**What you will do:**
Duplicate everything from the start of the records down to the line containing "67, 215, 139]", including that line, with no changes.

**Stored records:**
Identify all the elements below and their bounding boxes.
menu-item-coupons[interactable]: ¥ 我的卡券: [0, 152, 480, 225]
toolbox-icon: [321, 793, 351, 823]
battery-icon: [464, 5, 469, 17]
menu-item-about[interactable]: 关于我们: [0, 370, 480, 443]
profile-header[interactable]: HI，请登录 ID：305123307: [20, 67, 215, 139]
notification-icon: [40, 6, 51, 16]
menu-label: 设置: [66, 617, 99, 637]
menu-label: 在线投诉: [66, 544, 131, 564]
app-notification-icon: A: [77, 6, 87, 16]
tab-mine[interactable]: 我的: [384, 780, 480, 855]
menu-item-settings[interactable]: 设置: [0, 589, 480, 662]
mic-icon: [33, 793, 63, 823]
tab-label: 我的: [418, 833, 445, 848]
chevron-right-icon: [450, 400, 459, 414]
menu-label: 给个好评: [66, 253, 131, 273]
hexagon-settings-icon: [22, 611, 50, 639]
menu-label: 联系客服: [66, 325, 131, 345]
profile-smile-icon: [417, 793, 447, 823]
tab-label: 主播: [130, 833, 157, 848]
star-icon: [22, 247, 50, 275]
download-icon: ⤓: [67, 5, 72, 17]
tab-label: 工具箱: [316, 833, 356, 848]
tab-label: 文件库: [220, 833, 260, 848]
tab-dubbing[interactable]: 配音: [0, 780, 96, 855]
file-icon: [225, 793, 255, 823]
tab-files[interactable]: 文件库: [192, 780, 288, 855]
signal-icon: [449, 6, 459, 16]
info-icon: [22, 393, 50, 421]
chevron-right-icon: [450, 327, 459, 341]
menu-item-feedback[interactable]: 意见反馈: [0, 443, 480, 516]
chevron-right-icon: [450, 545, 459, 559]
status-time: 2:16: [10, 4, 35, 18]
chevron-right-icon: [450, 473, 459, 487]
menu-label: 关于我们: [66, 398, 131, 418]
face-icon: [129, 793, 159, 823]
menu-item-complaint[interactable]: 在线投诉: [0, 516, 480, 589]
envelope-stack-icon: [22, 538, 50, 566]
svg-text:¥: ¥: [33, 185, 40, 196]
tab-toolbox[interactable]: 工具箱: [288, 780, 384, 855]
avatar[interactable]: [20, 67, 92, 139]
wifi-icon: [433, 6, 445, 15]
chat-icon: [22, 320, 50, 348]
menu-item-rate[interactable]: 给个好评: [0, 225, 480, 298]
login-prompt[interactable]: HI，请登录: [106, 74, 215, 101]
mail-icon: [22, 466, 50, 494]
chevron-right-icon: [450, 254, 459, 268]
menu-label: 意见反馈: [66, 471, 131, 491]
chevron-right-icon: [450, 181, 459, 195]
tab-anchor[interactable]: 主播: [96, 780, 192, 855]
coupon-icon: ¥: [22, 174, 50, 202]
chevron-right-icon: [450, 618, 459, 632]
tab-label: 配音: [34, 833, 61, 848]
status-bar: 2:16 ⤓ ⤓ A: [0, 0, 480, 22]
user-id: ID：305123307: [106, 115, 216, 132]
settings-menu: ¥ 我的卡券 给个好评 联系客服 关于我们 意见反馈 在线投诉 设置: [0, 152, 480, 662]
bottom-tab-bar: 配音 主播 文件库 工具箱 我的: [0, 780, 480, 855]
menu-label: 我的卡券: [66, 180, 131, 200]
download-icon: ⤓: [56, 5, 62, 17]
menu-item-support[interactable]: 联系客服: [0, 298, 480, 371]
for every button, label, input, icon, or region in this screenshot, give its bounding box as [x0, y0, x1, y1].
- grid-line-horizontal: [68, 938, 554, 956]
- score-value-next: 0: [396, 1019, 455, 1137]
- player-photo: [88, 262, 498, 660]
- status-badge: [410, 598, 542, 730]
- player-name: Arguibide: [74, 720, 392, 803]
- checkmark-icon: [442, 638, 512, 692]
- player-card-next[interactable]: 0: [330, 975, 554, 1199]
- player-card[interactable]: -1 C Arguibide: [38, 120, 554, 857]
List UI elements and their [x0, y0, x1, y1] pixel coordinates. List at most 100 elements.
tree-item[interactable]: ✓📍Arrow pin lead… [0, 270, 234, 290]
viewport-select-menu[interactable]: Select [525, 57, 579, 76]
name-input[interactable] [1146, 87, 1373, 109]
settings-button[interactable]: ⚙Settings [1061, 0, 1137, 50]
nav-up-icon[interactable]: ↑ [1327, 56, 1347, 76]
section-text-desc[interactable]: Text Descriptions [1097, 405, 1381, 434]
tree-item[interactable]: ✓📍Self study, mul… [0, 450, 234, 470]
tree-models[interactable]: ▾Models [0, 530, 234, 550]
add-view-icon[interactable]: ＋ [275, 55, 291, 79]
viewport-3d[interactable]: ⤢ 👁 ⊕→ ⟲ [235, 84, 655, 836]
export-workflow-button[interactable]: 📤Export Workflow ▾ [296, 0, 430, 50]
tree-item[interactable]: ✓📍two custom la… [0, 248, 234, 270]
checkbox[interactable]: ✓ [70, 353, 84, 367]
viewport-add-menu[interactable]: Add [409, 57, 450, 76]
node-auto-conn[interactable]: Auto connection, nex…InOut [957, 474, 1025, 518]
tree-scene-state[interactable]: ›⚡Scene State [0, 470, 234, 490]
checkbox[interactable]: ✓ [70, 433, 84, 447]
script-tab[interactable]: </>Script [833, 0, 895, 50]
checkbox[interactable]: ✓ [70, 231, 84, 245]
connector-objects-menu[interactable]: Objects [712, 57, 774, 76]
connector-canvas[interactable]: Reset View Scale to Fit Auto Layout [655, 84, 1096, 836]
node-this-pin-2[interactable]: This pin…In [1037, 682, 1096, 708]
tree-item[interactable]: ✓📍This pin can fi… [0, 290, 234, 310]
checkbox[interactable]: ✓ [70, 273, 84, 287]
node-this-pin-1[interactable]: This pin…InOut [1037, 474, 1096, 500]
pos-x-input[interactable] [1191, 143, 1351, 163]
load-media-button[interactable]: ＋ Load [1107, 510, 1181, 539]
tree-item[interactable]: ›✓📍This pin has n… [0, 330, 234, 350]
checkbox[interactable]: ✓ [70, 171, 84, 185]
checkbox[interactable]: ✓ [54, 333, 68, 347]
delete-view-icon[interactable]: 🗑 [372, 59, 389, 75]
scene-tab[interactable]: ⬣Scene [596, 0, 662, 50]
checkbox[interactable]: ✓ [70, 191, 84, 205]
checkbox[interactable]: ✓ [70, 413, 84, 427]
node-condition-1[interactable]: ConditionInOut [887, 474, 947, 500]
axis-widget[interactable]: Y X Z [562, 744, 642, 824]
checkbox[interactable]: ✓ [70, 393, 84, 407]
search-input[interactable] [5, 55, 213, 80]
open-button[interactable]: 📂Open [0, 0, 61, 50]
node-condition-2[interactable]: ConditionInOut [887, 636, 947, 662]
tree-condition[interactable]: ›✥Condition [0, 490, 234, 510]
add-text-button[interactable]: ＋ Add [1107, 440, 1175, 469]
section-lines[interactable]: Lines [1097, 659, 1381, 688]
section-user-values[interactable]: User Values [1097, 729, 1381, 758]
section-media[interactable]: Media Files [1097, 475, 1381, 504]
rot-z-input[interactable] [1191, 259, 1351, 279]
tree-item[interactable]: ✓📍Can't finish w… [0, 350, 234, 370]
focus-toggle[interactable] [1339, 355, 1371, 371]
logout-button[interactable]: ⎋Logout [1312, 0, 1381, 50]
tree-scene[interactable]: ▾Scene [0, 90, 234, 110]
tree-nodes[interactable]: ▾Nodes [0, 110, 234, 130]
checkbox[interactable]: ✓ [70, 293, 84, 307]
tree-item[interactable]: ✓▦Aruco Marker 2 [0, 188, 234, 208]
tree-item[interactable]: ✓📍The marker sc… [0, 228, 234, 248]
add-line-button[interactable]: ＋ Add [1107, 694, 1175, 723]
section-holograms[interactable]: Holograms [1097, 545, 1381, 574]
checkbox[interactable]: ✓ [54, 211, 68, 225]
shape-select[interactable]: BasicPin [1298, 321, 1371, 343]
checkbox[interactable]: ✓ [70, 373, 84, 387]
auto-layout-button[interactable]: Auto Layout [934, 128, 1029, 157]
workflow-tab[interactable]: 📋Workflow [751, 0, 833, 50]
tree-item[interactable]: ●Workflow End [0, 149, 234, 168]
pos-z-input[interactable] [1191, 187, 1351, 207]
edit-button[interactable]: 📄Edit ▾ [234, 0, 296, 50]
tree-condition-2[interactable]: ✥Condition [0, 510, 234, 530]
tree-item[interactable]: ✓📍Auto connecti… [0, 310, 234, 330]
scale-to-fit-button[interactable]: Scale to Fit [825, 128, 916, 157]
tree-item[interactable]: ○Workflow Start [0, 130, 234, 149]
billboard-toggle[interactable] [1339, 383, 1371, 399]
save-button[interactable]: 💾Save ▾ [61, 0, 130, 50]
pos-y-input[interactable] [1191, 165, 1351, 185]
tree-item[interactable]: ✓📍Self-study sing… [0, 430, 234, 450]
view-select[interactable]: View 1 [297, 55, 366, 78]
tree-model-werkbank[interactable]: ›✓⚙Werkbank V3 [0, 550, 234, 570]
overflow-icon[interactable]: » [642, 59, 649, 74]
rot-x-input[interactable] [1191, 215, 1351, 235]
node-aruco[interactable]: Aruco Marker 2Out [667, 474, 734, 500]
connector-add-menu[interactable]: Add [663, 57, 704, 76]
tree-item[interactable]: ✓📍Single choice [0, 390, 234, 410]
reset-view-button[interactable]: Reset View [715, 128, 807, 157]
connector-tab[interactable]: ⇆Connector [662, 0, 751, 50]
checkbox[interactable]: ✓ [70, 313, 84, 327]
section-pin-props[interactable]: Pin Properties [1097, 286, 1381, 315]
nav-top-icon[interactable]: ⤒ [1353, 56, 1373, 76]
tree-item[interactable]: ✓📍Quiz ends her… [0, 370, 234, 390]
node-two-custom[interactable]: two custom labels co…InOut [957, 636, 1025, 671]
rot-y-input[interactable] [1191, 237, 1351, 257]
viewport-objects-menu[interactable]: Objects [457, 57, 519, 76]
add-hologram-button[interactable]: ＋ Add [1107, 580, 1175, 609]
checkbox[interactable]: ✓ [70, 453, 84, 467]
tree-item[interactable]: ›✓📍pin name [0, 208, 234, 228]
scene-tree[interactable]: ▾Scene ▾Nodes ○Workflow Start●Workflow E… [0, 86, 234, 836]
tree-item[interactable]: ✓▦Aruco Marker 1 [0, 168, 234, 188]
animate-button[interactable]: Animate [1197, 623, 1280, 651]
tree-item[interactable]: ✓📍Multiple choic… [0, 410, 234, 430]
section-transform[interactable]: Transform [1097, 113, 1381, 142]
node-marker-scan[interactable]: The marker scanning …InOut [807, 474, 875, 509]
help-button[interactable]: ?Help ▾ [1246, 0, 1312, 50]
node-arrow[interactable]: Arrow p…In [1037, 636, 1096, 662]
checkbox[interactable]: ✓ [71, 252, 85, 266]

**Task output:**
Identify all the elements below and their bounding boxes.
menu-item-coupons[interactable]: ¥ 我的卡券: [0, 152, 480, 225]
toolbox-icon: [321, 793, 351, 823]
battery-icon: [464, 5, 469, 17]
menu-item-about[interactable]: 关于我们: [0, 370, 480, 443]
profile-header[interactable]: HI，请登录 ID：305123307: [20, 67, 215, 139]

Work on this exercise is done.